Data for this task »

..........

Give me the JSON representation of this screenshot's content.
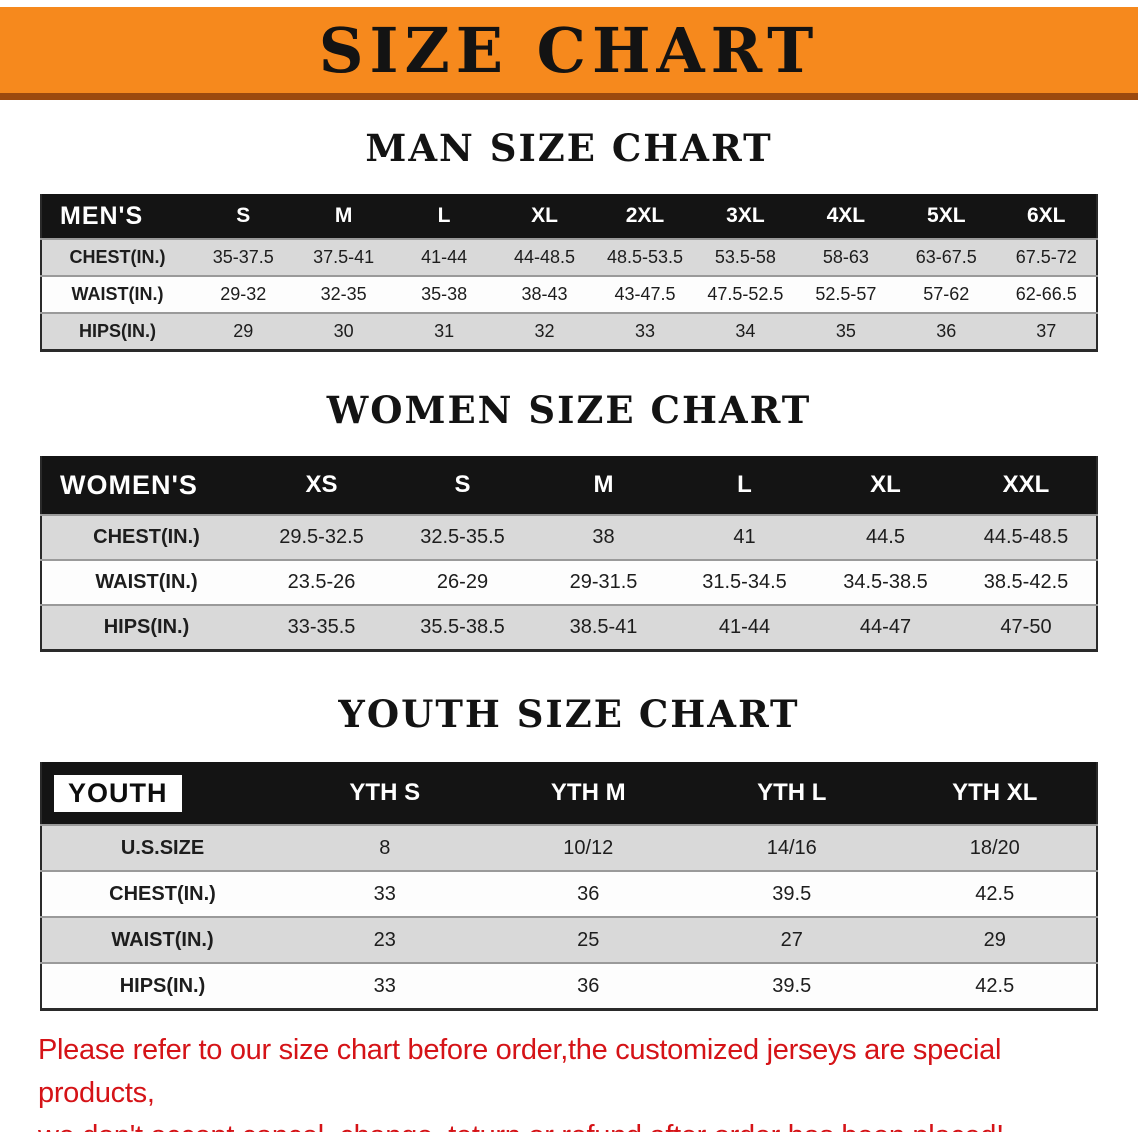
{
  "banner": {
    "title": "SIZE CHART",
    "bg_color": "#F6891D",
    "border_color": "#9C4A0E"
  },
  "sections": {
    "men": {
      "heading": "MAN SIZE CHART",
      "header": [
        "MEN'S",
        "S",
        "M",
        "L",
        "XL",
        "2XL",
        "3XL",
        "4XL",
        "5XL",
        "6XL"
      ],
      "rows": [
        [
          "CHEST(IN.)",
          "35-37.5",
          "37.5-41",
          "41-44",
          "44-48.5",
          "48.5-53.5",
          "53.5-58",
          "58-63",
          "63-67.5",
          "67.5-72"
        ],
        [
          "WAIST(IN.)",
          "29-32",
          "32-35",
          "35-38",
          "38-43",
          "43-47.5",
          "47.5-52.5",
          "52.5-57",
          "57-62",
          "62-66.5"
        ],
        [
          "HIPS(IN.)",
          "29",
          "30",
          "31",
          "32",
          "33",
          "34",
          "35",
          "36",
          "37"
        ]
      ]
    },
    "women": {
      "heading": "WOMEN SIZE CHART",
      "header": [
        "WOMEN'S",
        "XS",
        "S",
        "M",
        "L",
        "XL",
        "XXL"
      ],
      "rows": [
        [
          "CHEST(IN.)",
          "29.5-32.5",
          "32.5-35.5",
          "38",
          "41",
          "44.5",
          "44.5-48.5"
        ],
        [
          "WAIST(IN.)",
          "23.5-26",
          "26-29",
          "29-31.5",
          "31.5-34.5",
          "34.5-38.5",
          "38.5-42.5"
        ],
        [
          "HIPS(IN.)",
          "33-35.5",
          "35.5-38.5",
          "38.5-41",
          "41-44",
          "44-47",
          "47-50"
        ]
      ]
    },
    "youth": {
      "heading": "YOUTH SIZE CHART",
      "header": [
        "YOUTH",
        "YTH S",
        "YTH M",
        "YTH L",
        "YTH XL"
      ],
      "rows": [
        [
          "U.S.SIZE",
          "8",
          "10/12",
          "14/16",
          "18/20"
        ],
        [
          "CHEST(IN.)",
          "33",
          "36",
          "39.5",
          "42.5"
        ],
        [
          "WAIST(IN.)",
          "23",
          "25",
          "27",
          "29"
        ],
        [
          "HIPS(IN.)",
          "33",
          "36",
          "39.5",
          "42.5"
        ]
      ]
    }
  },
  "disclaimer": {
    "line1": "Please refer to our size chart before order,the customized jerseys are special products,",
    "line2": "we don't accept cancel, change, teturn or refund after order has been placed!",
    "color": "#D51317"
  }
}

..........

Exercise requirements » Retype each entry precisely. Skip images entirely.

Response to the exercise »
Give me the JSON representation of this screenshot's content.
{
  "banner": {
    "title": "SIZE CHART",
    "bg_color": "#F6891D",
    "border_color": "#9C4A0E"
  },
  "sections": {
    "men": {
      "heading": "MAN SIZE CHART",
      "header": [
        "MEN'S",
        "S",
        "M",
        "L",
        "XL",
        "2XL",
        "3XL",
        "4XL",
        "5XL",
        "6XL"
      ],
      "rows": [
        [
          "CHEST(IN.)",
          "35-37.5",
          "37.5-41",
          "41-44",
          "44-48.5",
          "48.5-53.5",
          "53.5-58",
          "58-63",
          "63-67.5",
          "67.5-72"
        ],
        [
          "WAIST(IN.)",
          "29-32",
          "32-35",
          "35-38",
          "38-43",
          "43-47.5",
          "47.5-52.5",
          "52.5-57",
          "57-62",
          "62-66.5"
        ],
        [
          "HIPS(IN.)",
          "29",
          "30",
          "31",
          "32",
          "33",
          "34",
          "35",
          "36",
          "37"
        ]
      ]
    },
    "women": {
      "heading": "WOMEN SIZE CHART",
      "header": [
        "WOMEN'S",
        "XS",
        "S",
        "M",
        "L",
        "XL",
        "XXL"
      ],
      "rows": [
        [
          "CHEST(IN.)",
          "29.5-32.5",
          "32.5-35.5",
          "38",
          "41",
          "44.5",
          "44.5-48.5"
        ],
        [
          "WAIST(IN.)",
          "23.5-26",
          "26-29",
          "29-31.5",
          "31.5-34.5",
          "34.5-38.5",
          "38.5-42.5"
        ],
        [
          "HIPS(IN.)",
          "33-35.5",
          "35.5-38.5",
          "38.5-41",
          "41-44",
          "44-47",
          "47-50"
        ]
      ]
    },
    "youth": {
      "heading": "YOUTH SIZE CHART",
      "header": [
        "YOUTH",
        "YTH S",
        "YTH M",
        "YTH L",
        "YTH XL"
      ],
      "rows": [
        [
          "U.S.SIZE",
          "8",
          "10/12",
          "14/16",
          "18/20"
        ],
        [
          "CHEST(IN.)",
          "33",
          "36",
          "39.5",
          "42.5"
        ],
        [
          "WAIST(IN.)",
          "23",
          "25",
          "27",
          "29"
        ],
        [
          "HIPS(IN.)",
          "33",
          "36",
          "39.5",
          "42.5"
        ]
      ]
    }
  },
  "disclaimer": {
    "line1": "Please refer to our size chart before order,the customized jerseys are special products,",
    "line2": "we don't accept cancel, change, teturn or refund after order has been placed!",
    "color": "#D51317"
  }
}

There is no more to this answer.